[Part of a data file]
+ + + + + + +

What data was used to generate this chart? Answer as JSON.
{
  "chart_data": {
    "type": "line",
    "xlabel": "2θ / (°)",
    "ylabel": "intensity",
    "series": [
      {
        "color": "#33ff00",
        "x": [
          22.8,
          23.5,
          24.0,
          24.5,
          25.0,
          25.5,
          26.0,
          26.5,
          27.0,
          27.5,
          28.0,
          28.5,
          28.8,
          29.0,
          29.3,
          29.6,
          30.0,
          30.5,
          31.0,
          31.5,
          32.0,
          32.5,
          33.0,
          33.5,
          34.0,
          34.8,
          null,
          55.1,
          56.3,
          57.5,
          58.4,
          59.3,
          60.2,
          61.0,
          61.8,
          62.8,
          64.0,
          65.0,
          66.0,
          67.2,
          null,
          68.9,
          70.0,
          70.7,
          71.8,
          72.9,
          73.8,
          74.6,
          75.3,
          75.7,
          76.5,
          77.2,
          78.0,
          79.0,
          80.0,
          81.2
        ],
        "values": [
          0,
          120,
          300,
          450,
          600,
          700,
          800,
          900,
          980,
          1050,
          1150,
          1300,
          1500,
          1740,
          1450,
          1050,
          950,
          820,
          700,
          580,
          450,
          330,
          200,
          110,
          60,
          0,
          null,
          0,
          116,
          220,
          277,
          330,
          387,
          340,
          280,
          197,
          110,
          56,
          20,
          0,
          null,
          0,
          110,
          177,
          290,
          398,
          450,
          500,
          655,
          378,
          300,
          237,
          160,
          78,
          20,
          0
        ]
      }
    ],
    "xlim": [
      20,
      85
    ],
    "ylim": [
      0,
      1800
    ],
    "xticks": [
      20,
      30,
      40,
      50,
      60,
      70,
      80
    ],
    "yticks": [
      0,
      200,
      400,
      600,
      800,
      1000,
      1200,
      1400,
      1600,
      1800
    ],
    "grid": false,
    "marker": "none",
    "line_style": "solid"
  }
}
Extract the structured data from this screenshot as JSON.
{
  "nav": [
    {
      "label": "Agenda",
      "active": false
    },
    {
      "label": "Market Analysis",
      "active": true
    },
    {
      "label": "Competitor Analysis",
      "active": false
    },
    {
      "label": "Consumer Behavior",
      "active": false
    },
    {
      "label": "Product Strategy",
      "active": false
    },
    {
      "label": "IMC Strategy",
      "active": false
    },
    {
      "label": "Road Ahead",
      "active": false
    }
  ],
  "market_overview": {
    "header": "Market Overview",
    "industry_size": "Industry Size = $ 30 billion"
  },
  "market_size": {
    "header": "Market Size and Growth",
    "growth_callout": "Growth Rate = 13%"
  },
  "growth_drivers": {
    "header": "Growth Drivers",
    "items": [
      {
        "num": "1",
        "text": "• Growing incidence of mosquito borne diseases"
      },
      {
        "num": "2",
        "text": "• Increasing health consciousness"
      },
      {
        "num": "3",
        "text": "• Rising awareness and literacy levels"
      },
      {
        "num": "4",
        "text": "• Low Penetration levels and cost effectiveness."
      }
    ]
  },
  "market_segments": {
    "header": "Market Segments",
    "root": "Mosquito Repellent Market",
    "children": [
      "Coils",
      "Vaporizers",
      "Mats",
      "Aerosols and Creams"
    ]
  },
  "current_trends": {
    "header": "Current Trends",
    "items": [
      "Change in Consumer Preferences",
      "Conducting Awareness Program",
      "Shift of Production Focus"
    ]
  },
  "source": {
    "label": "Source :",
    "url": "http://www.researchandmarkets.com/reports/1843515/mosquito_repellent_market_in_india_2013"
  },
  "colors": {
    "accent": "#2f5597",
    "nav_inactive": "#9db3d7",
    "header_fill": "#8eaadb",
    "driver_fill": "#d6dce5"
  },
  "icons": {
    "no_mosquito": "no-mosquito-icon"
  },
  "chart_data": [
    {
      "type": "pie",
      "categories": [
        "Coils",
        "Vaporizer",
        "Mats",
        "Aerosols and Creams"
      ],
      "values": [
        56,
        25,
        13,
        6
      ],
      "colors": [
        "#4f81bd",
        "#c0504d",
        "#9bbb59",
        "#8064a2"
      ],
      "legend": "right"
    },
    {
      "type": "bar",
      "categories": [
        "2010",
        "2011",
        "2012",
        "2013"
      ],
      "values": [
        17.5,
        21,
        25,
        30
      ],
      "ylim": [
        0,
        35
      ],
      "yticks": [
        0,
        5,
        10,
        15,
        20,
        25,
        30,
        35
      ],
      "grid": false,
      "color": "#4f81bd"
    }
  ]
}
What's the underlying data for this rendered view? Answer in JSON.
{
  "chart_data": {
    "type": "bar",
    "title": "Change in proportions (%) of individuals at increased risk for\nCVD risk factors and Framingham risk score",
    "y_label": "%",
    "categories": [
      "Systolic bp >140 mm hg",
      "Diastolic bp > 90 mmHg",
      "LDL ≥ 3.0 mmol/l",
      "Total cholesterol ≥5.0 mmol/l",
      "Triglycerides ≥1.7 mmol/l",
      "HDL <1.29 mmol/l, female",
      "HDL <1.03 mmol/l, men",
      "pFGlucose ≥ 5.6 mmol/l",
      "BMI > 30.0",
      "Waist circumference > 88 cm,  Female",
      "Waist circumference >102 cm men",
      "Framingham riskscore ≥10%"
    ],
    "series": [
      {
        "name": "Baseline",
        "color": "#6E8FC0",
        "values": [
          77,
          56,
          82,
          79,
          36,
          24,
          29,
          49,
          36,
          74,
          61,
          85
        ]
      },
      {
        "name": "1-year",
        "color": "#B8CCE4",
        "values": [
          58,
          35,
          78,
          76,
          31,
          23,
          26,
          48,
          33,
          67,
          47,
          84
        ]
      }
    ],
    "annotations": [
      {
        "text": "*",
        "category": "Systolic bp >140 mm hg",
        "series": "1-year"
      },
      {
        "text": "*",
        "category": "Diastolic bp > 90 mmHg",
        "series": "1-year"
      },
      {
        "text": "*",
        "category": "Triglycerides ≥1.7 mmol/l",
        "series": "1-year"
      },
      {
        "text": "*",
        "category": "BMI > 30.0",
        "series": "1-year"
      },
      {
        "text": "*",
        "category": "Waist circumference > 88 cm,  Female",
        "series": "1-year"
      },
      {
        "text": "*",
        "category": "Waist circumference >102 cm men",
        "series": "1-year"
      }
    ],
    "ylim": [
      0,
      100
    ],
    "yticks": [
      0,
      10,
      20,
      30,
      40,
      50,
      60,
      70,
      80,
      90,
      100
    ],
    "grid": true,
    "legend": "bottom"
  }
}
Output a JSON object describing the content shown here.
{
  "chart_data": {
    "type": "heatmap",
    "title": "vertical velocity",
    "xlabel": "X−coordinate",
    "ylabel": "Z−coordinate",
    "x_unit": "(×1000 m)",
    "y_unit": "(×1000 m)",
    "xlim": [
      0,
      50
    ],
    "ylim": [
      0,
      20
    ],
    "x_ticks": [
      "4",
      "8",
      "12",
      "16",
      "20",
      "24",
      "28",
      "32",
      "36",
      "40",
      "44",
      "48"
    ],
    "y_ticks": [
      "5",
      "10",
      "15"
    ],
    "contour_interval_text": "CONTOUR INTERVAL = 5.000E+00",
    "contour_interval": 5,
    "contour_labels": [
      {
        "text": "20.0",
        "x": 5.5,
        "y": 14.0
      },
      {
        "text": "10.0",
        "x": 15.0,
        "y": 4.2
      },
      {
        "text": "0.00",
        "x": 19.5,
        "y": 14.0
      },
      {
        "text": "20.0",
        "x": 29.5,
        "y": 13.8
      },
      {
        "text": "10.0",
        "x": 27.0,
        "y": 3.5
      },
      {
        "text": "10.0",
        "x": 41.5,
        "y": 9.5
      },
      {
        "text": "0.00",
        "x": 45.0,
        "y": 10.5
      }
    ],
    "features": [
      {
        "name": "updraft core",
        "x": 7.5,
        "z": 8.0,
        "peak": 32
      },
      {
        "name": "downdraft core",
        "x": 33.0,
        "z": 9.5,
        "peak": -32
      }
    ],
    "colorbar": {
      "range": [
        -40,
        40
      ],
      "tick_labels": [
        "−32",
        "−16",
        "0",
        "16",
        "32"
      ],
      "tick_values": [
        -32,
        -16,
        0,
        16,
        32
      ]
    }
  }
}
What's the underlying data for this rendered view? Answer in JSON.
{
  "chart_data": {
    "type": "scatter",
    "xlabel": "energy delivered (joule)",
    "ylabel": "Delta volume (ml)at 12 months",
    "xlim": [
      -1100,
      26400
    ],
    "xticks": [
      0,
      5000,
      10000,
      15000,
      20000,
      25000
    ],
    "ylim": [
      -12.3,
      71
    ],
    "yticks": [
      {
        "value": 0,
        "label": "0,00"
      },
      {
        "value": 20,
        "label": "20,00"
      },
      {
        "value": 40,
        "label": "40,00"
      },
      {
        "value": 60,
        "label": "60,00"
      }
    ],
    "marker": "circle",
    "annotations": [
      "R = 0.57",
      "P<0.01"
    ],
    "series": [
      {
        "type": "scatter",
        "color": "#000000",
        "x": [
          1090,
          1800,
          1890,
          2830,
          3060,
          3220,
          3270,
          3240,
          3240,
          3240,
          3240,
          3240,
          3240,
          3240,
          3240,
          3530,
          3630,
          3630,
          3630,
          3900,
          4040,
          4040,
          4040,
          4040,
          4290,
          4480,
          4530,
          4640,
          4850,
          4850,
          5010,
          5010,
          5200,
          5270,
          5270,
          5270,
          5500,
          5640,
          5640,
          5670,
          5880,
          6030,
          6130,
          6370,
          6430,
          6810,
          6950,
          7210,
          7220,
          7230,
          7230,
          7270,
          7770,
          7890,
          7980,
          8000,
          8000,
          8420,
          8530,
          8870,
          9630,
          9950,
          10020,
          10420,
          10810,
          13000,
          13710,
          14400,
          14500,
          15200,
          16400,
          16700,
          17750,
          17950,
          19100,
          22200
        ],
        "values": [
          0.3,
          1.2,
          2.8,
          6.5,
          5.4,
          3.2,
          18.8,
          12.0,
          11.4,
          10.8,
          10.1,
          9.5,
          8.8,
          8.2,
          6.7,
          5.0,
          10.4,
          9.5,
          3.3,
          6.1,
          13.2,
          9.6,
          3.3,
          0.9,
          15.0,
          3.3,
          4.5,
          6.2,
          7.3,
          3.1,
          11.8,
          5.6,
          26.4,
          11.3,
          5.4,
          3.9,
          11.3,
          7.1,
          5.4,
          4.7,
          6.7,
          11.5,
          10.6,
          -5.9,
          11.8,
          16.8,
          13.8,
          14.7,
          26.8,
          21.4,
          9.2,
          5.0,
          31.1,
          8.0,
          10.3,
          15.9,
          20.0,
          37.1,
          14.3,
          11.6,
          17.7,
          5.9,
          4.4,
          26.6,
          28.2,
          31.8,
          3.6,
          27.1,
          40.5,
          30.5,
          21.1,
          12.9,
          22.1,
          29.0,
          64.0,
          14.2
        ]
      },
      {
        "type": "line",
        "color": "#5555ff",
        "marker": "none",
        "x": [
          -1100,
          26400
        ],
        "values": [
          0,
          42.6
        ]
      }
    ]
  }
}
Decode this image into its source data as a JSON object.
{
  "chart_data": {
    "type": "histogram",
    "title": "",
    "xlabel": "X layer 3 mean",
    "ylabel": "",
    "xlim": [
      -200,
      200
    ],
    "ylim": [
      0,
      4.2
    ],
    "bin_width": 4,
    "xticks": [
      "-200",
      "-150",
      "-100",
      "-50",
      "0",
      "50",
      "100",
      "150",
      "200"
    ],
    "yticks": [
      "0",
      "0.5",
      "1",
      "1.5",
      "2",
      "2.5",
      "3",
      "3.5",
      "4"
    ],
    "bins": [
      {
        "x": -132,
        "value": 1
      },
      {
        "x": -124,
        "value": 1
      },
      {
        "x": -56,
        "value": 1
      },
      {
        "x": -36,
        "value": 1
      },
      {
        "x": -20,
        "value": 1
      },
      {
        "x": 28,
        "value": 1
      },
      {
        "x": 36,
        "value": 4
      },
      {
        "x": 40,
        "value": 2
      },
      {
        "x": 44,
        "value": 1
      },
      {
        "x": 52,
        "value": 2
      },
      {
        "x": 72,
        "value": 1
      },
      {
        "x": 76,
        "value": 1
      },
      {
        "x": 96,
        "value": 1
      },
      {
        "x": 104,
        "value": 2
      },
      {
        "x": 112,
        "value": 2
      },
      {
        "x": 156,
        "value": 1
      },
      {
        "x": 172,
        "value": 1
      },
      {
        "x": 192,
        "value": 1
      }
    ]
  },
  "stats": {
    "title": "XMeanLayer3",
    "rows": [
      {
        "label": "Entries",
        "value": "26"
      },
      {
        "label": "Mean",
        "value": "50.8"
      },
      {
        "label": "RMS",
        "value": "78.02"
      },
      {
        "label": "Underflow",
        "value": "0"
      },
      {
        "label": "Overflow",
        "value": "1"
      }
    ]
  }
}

+ + + + + + +

Given problem – Check each line of the records for the string "ylabel" and state how many lines contain it. Give only the number.

Correct answer – 4